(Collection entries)
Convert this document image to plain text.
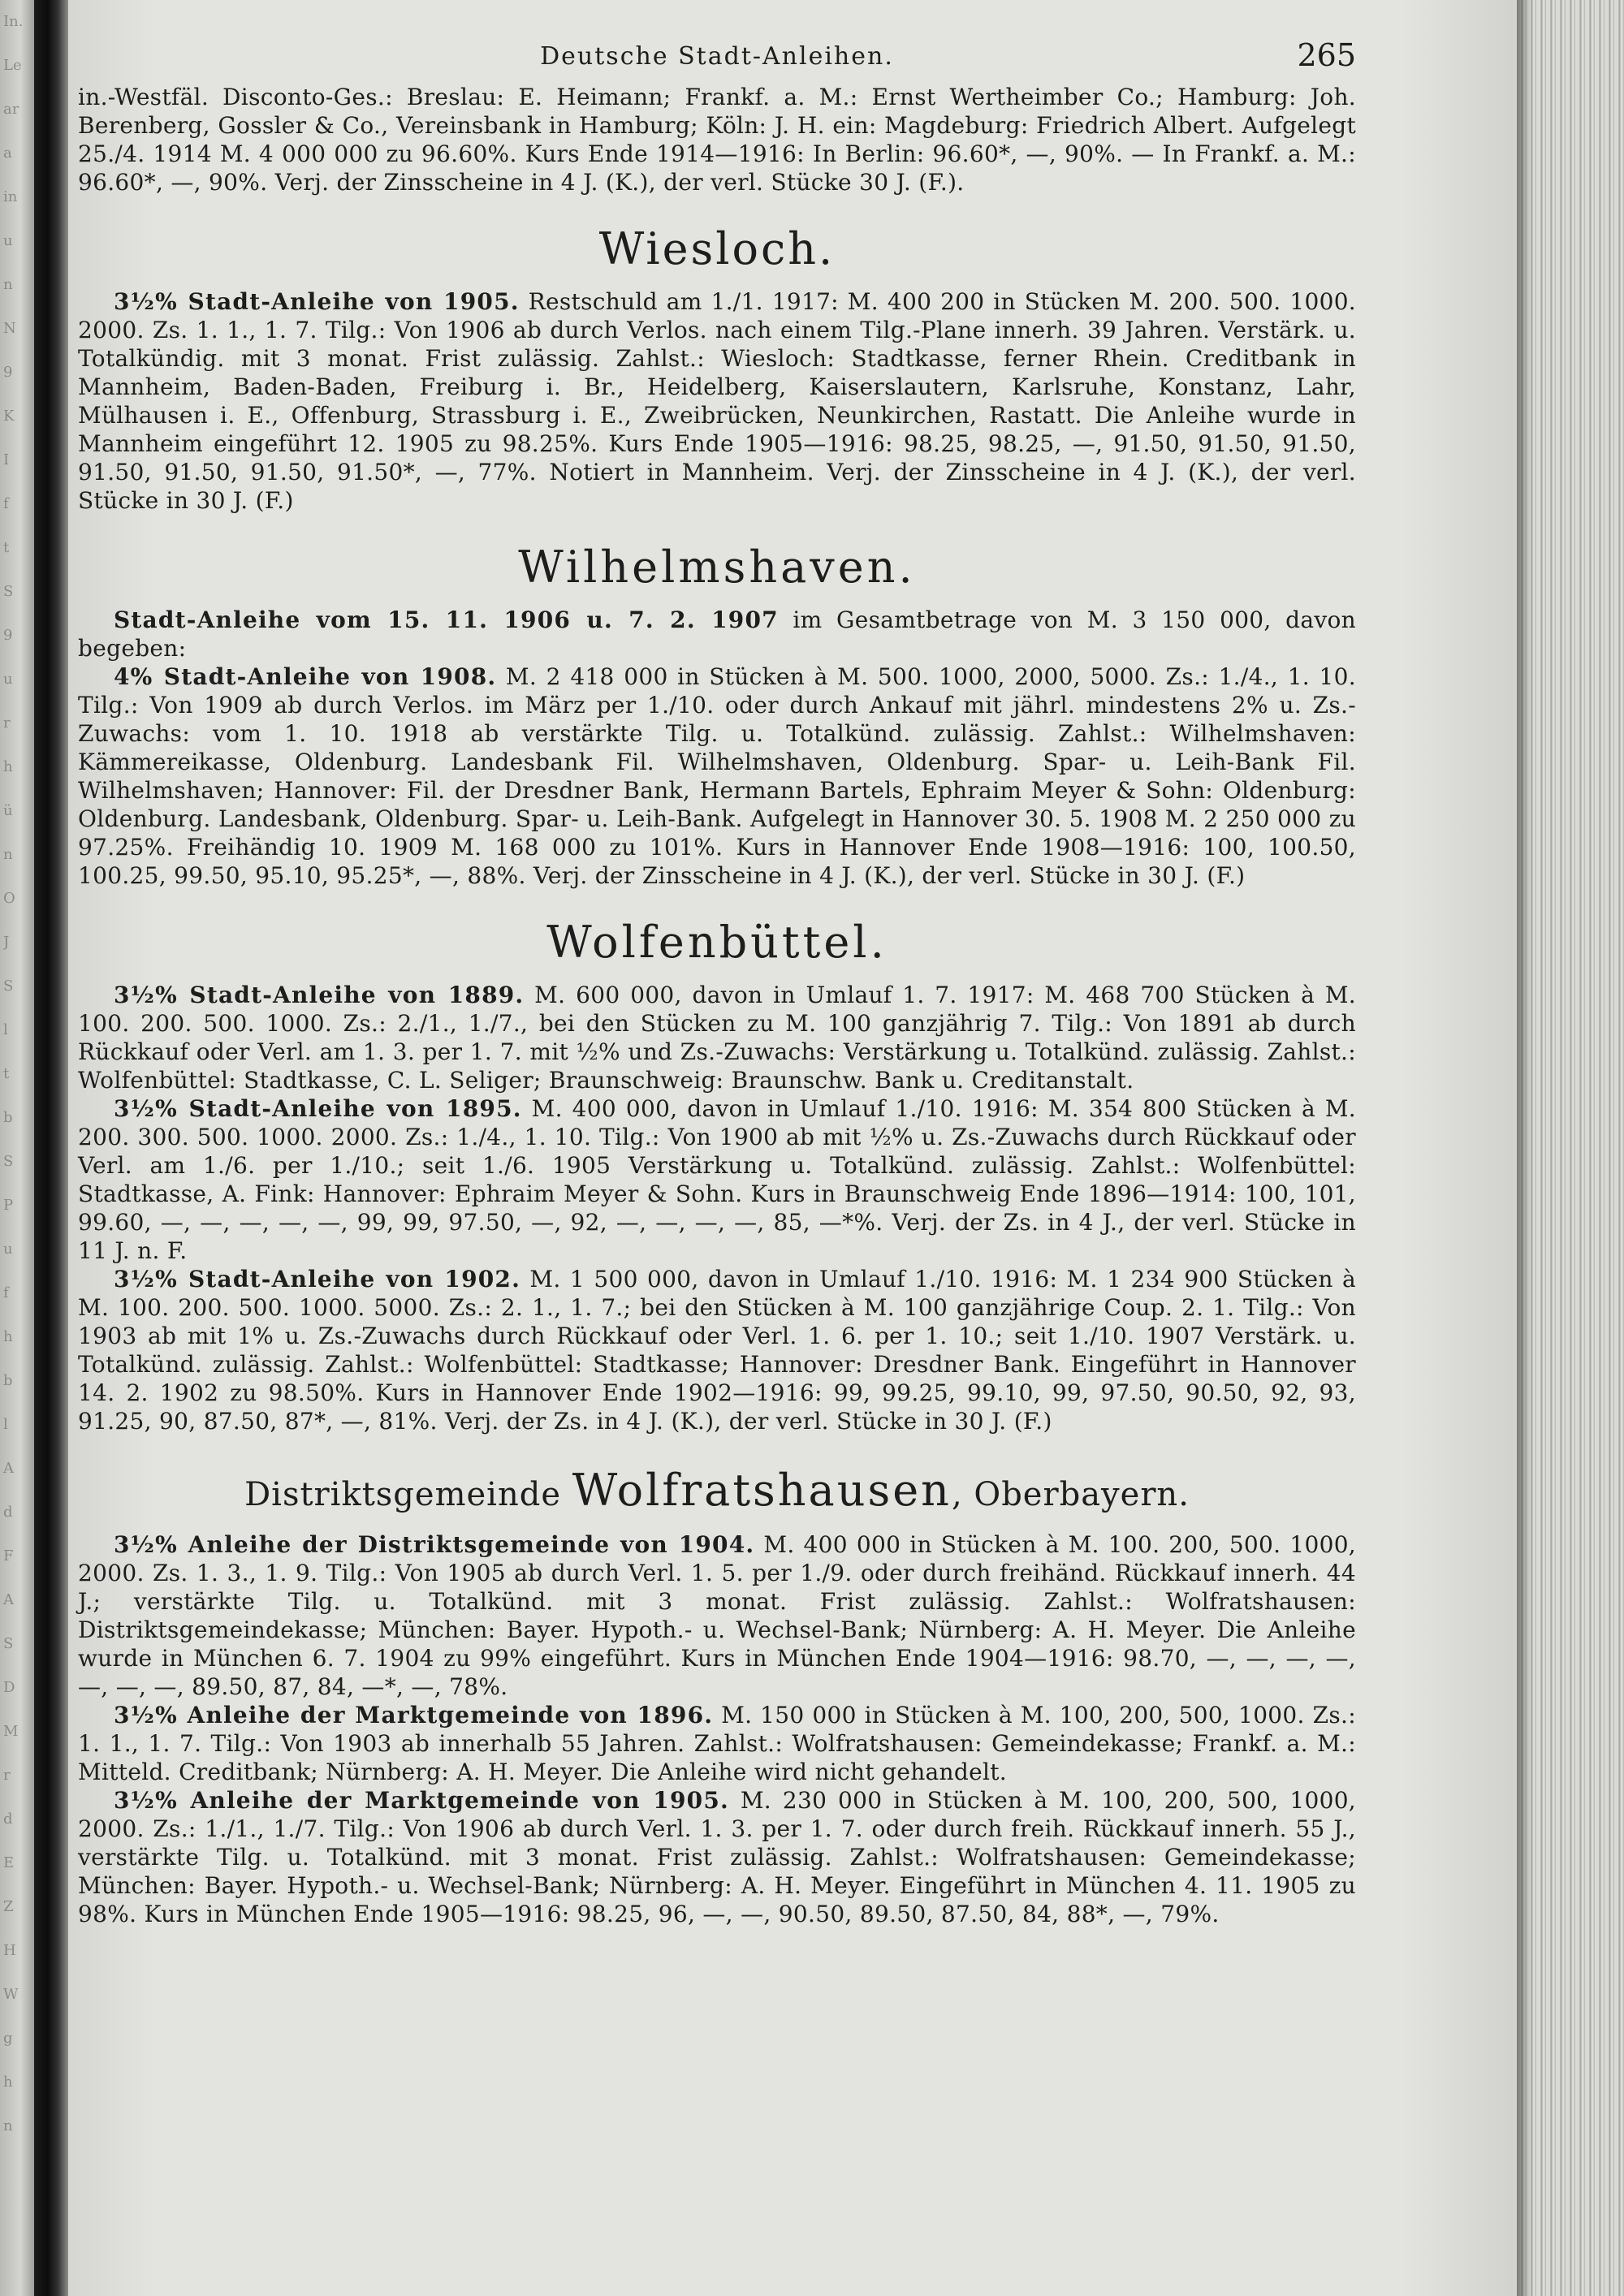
In.
Le
ar
a
in
u
n
N
9
K
I
f
t
S
9
u
r
h
ü
n
O
J
S
l
t
b
S
P
u
f
h
b
l
A
d
F
A
S
D
M
r
d
E
Z
H
W
g
h
n
Deutsche Stadt-Anleihen.	265

in.-Westfäl. Disconto-Ges.: Breslau: E. Heimann; Frankf. a. M.: Ernst Wertheimber Co.; Hamburg: Joh. Berenberg, Gossler & Co., Vereinsbank in Hamburg; Köln: J. H. ein: Magdeburg: Friedrich Albert. Aufgelegt 25./4. 1914 M. 4 000 000 zu 96.60%. Kurs Ende 1914—1916: In Berlin: 96.60*, —, 90%. — In Frankf. a. M.: 96.60*, —, 90%. Verj. der Zinsscheine in 4 J. (K.), der verl. Stücke 30 J. (F.).

Wiesloch.

3½% Stadt-Anleihe von 1905. Restschuld am 1./1. 1917: M. 400 200 in Stücken M. 200. 500. 1000. 2000. Zs. 1. 1., 1. 7. Tilg.: Von 1906 ab durch Verlos. nach einem Tilg.-Plane innerh. 39 Jahren. Verstärk. u. Totalkündig. mit 3 monat. Frist zulässig. Zahlst.: Wiesloch: Stadtkasse, ferner Rhein. Creditbank in Mannheim, Baden-Baden, Freiburg i. Br., Heidelberg, Kaiserslautern, Karlsruhe, Konstanz, Lahr, Mülhausen i. E., Offenburg, Strassburg i. E., Zweibrücken, Neunkirchen, Rastatt. Die Anleihe wurde in Mannheim eingeführt 12. 1905 zu 98.25%. Kurs Ende 1905—1916: 98.25, 98.25, —, 91.50, 91.50, 91.50, 91.50, 91.50, 91.50, 91.50*, —, 77%. Notiert in Mannheim. Verj. der Zinsscheine in 4 J. (K.), der verl. Stücke in 30 J. (F.)

Wilhelmshaven.

Stadt-Anleihe vom 15. 11. 1906 u. 7. 2. 1907 im Gesamtbetrage von M. 3 150 000, davon begeben:

4% Stadt-Anleihe von 1908. M. 2 418 000 in Stücken à M. 500. 1000, 2000, 5000. Zs.: 1./4., 1. 10. Tilg.: Von 1909 ab durch Verlos. im März per 1./10. oder durch Ankauf mit jährl. mindestens 2% u. Zs.-Zuwachs: vom 1. 10. 1918 ab verstärkte Tilg. u. Totalkünd. zulässig. Zahlst.: Wilhelmshaven: Kämmereikasse, Oldenburg. Landesbank Fil. Wilhelmshaven, Oldenburg. Spar- u. Leih-Bank Fil. Wilhelmshaven; Hannover: Fil. der Dresdner Bank, Hermann Bartels, Ephraim Meyer & Sohn: Oldenburg: Oldenburg. Landesbank, Oldenburg. Spar- u. Leih-Bank. Aufgelegt in Hannover 30. 5. 1908 M. 2 250 000 zu 97.25%. Freihändig 10. 1909 M. 168 000 zu 101%. Kurs in Hannover Ende 1908—1916: 100, 100.50, 100.25, 99.50, 95.10, 95.25*, —, 88%. Verj. der Zinsscheine in 4 J. (K.), der verl. Stücke in 30 J. (F.)

Wolfenbüttel.

3½% Stadt-Anleihe von 1889. M. 600 000, davon in Umlauf 1. 7. 1917: M. 468 700 Stücken à M. 100. 200. 500. 1000. Zs.: 2./1., 1./7., bei den Stücken zu M. 100 ganzjährig 7. Tilg.: Von 1891 ab durch Rückkauf oder Verl. am 1. 3. per 1. 7. mit ½% und Zs.-Zuwachs: Verstärkung u. Totalkünd. zulässig. Zahlst.: Wolfenbüttel: Stadtkasse, C. L. Seliger; Braunschweig: Braunschw. Bank u. Creditanstalt.

3½% Stadt-Anleihe von 1895. M. 400 000, davon in Umlauf 1./10. 1916: M. 354 800 Stücken à M. 200. 300. 500. 1000. 2000. Zs.: 1./4., 1. 10. Tilg.: Von 1900 ab mit ½% u. Zs.-Zuwachs durch Rückkauf oder Verl. am 1./6. per 1./10.; seit 1./6. 1905 Verstärkung u. Totalkünd. zulässig. Zahlst.: Wolfenbüttel: Stadtkasse, A. Fink: Hannover: Ephraim Meyer & Sohn. Kurs in Braunschweig Ende 1896—1914: 100, 101, 99.60, —, —, —, —, —, 99, 99, 97.50, —, 92, —, —, —, —, 85, —*%. Verj. der Zs. in 4 J., der verl. Stücke in 11 J. n. F.

3½% Stadt-Anleihe von 1902. M. 1 500 000, davon in Umlauf 1./10. 1916: M. 1 234 900 Stücken à M. 100. 200. 500. 1000. 5000. Zs.: 2. 1., 1. 7.; bei den Stücken à M. 100 ganzjährige Coup. 2. 1. Tilg.: Von 1903 ab mit 1% u. Zs.-Zuwachs durch Rückkauf oder Verl. 1. 6. per 1. 10.; seit 1./10. 1907 Verstärk. u. Totalkünd. zulässig. Zahlst.: Wolfenbüttel: Stadtkasse; Hannover: Dresdner Bank. Eingeführt in Hannover 14. 2. 1902 zu 98.50%. Kurs in Hannover Ende 1902—1916: 99, 99.25, 99.10, 99, 97.50, 90.50, 92, 93, 91.25, 90, 87.50, 87*, —, 81%. Verj. der Zs. in 4 J. (K.), der verl. Stücke in 30 J. (F.)

Distriktsgemeinde Wolfratshausen, Oberbayern.

3½% Anleihe der Distriktsgemeinde von 1904. M. 400 000 in Stücken à M. 100. 200, 500. 1000, 2000. Zs. 1. 3., 1. 9. Tilg.: Von 1905 ab durch Verl. 1. 5. per 1./9. oder durch freihänd. Rückkauf innerh. 44 J.; verstärkte Tilg. u. Totalkünd. mit 3 monat. Frist zulässig. Zahlst.: Wolfratshausen: Distriktsgemeindekasse; München: Bayer. Hypoth.- u. Wechsel-Bank; Nürnberg: A. H. Meyer. Die Anleihe wurde in München 6. 7. 1904 zu 99% eingeführt. Kurs in München Ende 1904—1916: 98.70, —, —, —, —, —, —, —, 89.50, 87, 84, —*, —, 78%.

3½% Anleihe der Marktgemeinde von 1896. M. 150 000 in Stücken à M. 100, 200, 500, 1000. Zs.: 1. 1., 1. 7. Tilg.: Von 1903 ab innerhalb 55 Jahren. Zahlst.: Wolfratshausen: Gemeindekasse; Frankf. a. M.: Mitteld. Creditbank; Nürnberg: A. H. Meyer. Die Anleihe wird nicht gehandelt.

3½% Anleihe der Marktgemeinde von 1905. M. 230 000 in Stücken à M. 100, 200, 500, 1000, 2000. Zs.: 1./1., 1./7. Tilg.: Von 1906 ab durch Verl. 1. 3. per 1. 7. oder durch freih. Rückkauf innerh. 55 J., verstärkte Tilg. u. Totalkünd. mit 3 monat. Frist zulässig. Zahlst.: Wolfratshausen: Gemeindekasse; München: Bayer. Hypoth.- u. Wechsel-Bank; Nürnberg: A. H. Meyer. Eingeführt in München 4. 11. 1905 zu 98%. Kurs in München Ende 1905—1916: 98.25, 96, —, —, 90.50, 89.50, 87.50, 84, 88*, —, 79%.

▶ What this task involves
Would you mind returning each entry above word for word, skipping the images?

▶ Result below
Convert this document image to plain text.
In.
Le
ar
a
in
u
n
N
9
K
I
f
t
S
9
u
r
h
ü
n
O
J
S
l
t
b
S
P
u
f
h
b
l
A
d
F
A
S
D
M
r
d
E
Z
H
W
g
h
n
Deutsche Stadt-Anleihen.	265

in.-Westfäl. Disconto-Ges.: Breslau: E. Heimann; Frankf. a. M.: Ernst Wertheimber Co.; Hamburg: Joh. Berenberg, Gossler & Co., Vereinsbank in Hamburg; Köln: J. H. ein: Magdeburg: Friedrich Albert. Aufgelegt 25./4. 1914 M. 4 000 000 zu 96.60%. Kurs Ende 1914—1916: In Berlin: 96.60*, —, 90%. — In Frankf. a. M.: 96.60*, —, 90%. Verj. der Zinsscheine in 4 J. (K.), der verl. Stücke 30 J. (F.).

Wiesloch.

3½% Stadt-Anleihe von 1905. Restschuld am 1./1. 1917: M. 400 200 in Stücken M. 200. 500. 1000. 2000. Zs. 1. 1., 1. 7. Tilg.: Von 1906 ab durch Verlos. nach einem Tilg.-Plane innerh. 39 Jahren. Verstärk. u. Totalkündig. mit 3 monat. Frist zulässig. Zahlst.: Wiesloch: Stadtkasse, ferner Rhein. Creditbank in Mannheim, Baden-Baden, Freiburg i. Br., Heidelberg, Kaiserslautern, Karlsruhe, Konstanz, Lahr, Mülhausen i. E., Offenburg, Strassburg i. E., Zweibrücken, Neunkirchen, Rastatt. Die Anleihe wurde in Mannheim eingeführt 12. 1905 zu 98.25%. Kurs Ende 1905—1916: 98.25, 98.25, —, 91.50, 91.50, 91.50, 91.50, 91.50, 91.50, 91.50*, —, 77%. Notiert in Mannheim. Verj. der Zinsscheine in 4 J. (K.), der verl. Stücke in 30 J. (F.)

Wilhelmshaven.

Stadt-Anleihe vom 15. 11. 1906 u. 7. 2. 1907 im Gesamtbetrage von M. 3 150 000, davon begeben:

4% Stadt-Anleihe von 1908. M. 2 418 000 in Stücken à M. 500. 1000, 2000, 5000. Zs.: 1./4., 1. 10. Tilg.: Von 1909 ab durch Verlos. im März per 1./10. oder durch Ankauf mit jährl. mindestens 2% u. Zs.-Zuwachs: vom 1. 10. 1918 ab verstärkte Tilg. u. Totalkünd. zulässig. Zahlst.: Wilhelmshaven: Kämmereikasse, Oldenburg. Landesbank Fil. Wilhelmshaven, Oldenburg. Spar- u. Leih-Bank Fil. Wilhelmshaven; Hannover: Fil. der Dresdner Bank, Hermann Bartels, Ephraim Meyer & Sohn: Oldenburg: Oldenburg. Landesbank, Oldenburg. Spar- u. Leih-Bank. Aufgelegt in Hannover 30. 5. 1908 M. 2 250 000 zu 97.25%. Freihändig 10. 1909 M. 168 000 zu 101%. Kurs in Hannover Ende 1908—1916: 100, 100.50, 100.25, 99.50, 95.10, 95.25*, —, 88%. Verj. der Zinsscheine in 4 J. (K.), der verl. Stücke in 30 J. (F.)

Wolfenbüttel.

3½% Stadt-Anleihe von 1889. M. 600 000, davon in Umlauf 1. 7. 1917: M. 468 700 Stücken à M. 100. 200. 500. 1000. Zs.: 2./1., 1./7., bei den Stücken zu M. 100 ganzjährig 7. Tilg.: Von 1891 ab durch Rückkauf oder Verl. am 1. 3. per 1. 7. mit ½% und Zs.-Zuwachs: Verstärkung u. Totalkünd. zulässig. Zahlst.: Wolfenbüttel: Stadtkasse, C. L. Seliger; Braunschweig: Braunschw. Bank u. Creditanstalt.

3½% Stadt-Anleihe von 1895. M. 400 000, davon in Umlauf 1./10. 1916: M. 354 800 Stücken à M. 200. 300. 500. 1000. 2000. Zs.: 1./4., 1. 10. Tilg.: Von 1900 ab mit ½% u. Zs.-Zuwachs durch Rückkauf oder Verl. am 1./6. per 1./10.; seit 1./6. 1905 Verstärkung u. Totalkünd. zulässig. Zahlst.: Wolfenbüttel: Stadtkasse, A. Fink: Hannover: Ephraim Meyer & Sohn. Kurs in Braunschweig Ende 1896—1914: 100, 101, 99.60, —, —, —, —, —, 99, 99, 97.50, —, 92, —, —, —, —, 85, —*%. Verj. der Zs. in 4 J., der verl. Stücke in 11 J. n. F.

3½% Stadt-Anleihe von 1902. M. 1 500 000, davon in Umlauf 1./10. 1916: M. 1 234 900 Stücken à M. 100. 200. 500. 1000. 5000. Zs.: 2. 1., 1. 7.; bei den Stücken à M. 100 ganzjährige Coup. 2. 1. Tilg.: Von 1903 ab mit 1% u. Zs.-Zuwachs durch Rückkauf oder Verl. 1. 6. per 1. 10.; seit 1./10. 1907 Verstärk. u. Totalkünd. zulässig. Zahlst.: Wolfenbüttel: Stadtkasse; Hannover: Dresdner Bank. Eingeführt in Hannover 14. 2. 1902 zu 98.50%. Kurs in Hannover Ende 1902—1916: 99, 99.25, 99.10, 99, 97.50, 90.50, 92, 93, 91.25, 90, 87.50, 87*, —, 81%. Verj. der Zs. in 4 J. (K.), der verl. Stücke in 30 J. (F.)

Distriktsgemeinde Wolfratshausen, Oberbayern.

3½% Anleihe der Distriktsgemeinde von 1904. M. 400 000 in Stücken à M. 100. 200, 500. 1000, 2000. Zs. 1. 3., 1. 9. Tilg.: Von 1905 ab durch Verl. 1. 5. per 1./9. oder durch freihänd. Rückkauf innerh. 44 J.; verstärkte Tilg. u. Totalkünd. mit 3 monat. Frist zulässig. Zahlst.: Wolfratshausen: Distriktsgemeindekasse; München: Bayer. Hypoth.- u. Wechsel-Bank; Nürnberg: A. H. Meyer. Die Anleihe wurde in München 6. 7. 1904 zu 99% eingeführt. Kurs in München Ende 1904—1916: 98.70, —, —, —, —, —, —, —, 89.50, 87, 84, —*, —, 78%.

3½% Anleihe der Marktgemeinde von 1896. M. 150 000 in Stücken à M. 100, 200, 500, 1000. Zs.: 1. 1., 1. 7. Tilg.: Von 1903 ab innerhalb 55 Jahren. Zahlst.: Wolfratshausen: Gemeindekasse; Frankf. a. M.: Mitteld. Creditbank; Nürnberg: A. H. Meyer. Die Anleihe wird nicht gehandelt.

3½% Anleihe der Marktgemeinde von 1905. M. 230 000 in Stücken à M. 100, 200, 500, 1000, 2000. Zs.: 1./1., 1./7. Tilg.: Von 1906 ab durch Verl. 1. 3. per 1. 7. oder durch freih. Rückkauf innerh. 55 J., verstärkte Tilg. u. Totalkünd. mit 3 monat. Frist zulässig. Zahlst.: Wolfratshausen: Gemeindekasse; München: Bayer. Hypoth.- u. Wechsel-Bank; Nürnberg: A. H. Meyer. Eingeführt in München 4. 11. 1905 zu 98%. Kurs in München Ende 1905—1916: 98.25, 96, —, —, 90.50, 89.50, 87.50, 84, 88*, —, 79%.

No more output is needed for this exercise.